EXERCISE GOAL: Omit the pictures and return every entry exactly as written.

==================================================

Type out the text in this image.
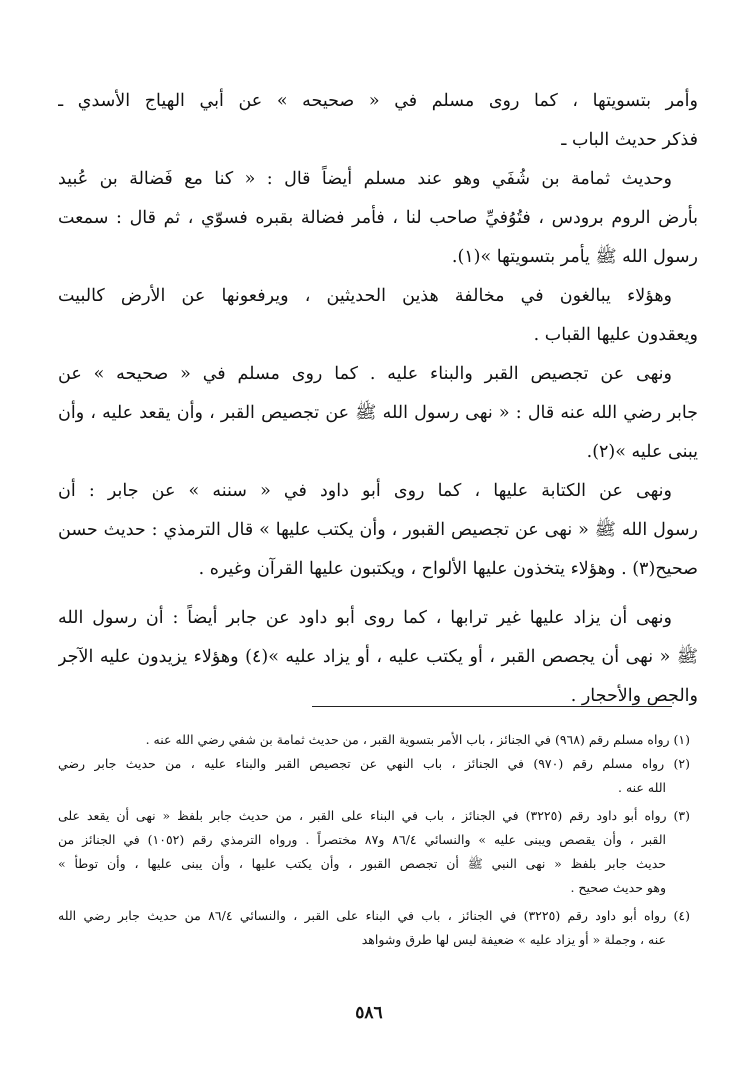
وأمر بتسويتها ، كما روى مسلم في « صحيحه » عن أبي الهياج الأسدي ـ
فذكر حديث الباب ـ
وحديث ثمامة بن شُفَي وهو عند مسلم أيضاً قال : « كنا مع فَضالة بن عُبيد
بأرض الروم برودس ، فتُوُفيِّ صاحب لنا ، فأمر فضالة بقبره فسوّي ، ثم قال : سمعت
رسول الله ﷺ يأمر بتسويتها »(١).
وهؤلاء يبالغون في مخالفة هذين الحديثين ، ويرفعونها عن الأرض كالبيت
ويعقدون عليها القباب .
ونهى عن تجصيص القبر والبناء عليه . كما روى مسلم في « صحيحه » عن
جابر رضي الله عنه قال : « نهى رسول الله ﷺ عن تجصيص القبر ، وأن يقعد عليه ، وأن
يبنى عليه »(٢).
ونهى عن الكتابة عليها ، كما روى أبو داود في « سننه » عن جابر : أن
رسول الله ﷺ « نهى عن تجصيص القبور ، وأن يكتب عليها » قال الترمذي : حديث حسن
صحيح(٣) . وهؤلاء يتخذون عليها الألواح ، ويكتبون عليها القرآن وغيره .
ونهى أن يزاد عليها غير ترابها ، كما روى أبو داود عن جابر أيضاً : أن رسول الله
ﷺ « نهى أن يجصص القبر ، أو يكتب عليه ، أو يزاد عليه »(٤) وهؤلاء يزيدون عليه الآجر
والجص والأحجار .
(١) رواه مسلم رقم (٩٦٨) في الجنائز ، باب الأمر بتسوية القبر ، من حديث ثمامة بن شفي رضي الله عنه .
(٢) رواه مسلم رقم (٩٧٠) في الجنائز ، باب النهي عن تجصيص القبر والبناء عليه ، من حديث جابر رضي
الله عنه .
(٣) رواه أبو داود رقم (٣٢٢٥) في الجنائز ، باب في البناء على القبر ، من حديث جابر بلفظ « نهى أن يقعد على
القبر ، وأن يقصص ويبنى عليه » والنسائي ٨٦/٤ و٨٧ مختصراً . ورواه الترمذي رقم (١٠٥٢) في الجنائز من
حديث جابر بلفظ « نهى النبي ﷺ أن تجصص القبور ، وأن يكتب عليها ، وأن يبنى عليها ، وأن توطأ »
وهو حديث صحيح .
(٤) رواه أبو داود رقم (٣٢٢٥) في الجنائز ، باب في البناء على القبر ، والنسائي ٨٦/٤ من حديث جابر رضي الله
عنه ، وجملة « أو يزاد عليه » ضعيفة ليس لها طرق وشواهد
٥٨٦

==================================================

PROBLEM SOLUTION:
Type out the text in this image.
وأمر بتسويتها ، كما روى مسلم في « صحيحه » عن أبي الهياج الأسدي ـ
فذكر حديث الباب ـ
وحديث ثمامة بن شُفَي وهو عند مسلم أيضاً قال : « كنا مع فَضالة بن عُبيد
بأرض الروم برودس ، فتُوُفيِّ صاحب لنا ، فأمر فضالة بقبره فسوّي ، ثم قال : سمعت
رسول الله ﷺ يأمر بتسويتها »(١).
وهؤلاء يبالغون في مخالفة هذين الحديثين ، ويرفعونها عن الأرض كالبيت
ويعقدون عليها القباب .
ونهى عن تجصيص القبر والبناء عليه . كما روى مسلم في « صحيحه » عن
جابر رضي الله عنه قال : « نهى رسول الله ﷺ عن تجصيص القبر ، وأن يقعد عليه ، وأن
يبنى عليه »(٢).
ونهى عن الكتابة عليها ، كما روى أبو داود في « سننه » عن جابر : أن
رسول الله ﷺ « نهى عن تجصيص القبور ، وأن يكتب عليها » قال الترمذي : حديث حسن
صحيح(٣) . وهؤلاء يتخذون عليها الألواح ، ويكتبون عليها القرآن وغيره .
ونهى أن يزاد عليها غير ترابها ، كما روى أبو داود عن جابر أيضاً : أن رسول الله
ﷺ « نهى أن يجصص القبر ، أو يكتب عليه ، أو يزاد عليه »(٤) وهؤلاء يزيدون عليه الآجر
والجص والأحجار .
(١) رواه مسلم رقم (٩٦٨) في الجنائز ، باب الأمر بتسوية القبر ، من حديث ثمامة بن شفي رضي الله عنه .
(٢) رواه مسلم رقم (٩٧٠) في الجنائز ، باب النهي عن تجصيص القبر والبناء عليه ، من حديث جابر رضي
الله عنه .
(٣) رواه أبو داود رقم (٣٢٢٥) في الجنائز ، باب في البناء على القبر ، من حديث جابر بلفظ « نهى أن يقعد على
القبر ، وأن يقصص ويبنى عليه » والنسائي ٨٦/٤ و٨٧ مختصراً . ورواه الترمذي رقم (١٠٥٢) في الجنائز من
حديث جابر بلفظ « نهى النبي ﷺ أن تجصص القبور ، وأن يكتب عليها ، وأن يبنى عليها ، وأن توطأ »
وهو حديث صحيح .
(٤) رواه أبو داود رقم (٣٢٢٥) في الجنائز ، باب في البناء على القبر ، والنسائي ٨٦/٤ من حديث جابر رضي الله
عنه ، وجملة « أو يزاد عليه » ضعيفة ليس لها طرق وشواهد
٥٨٦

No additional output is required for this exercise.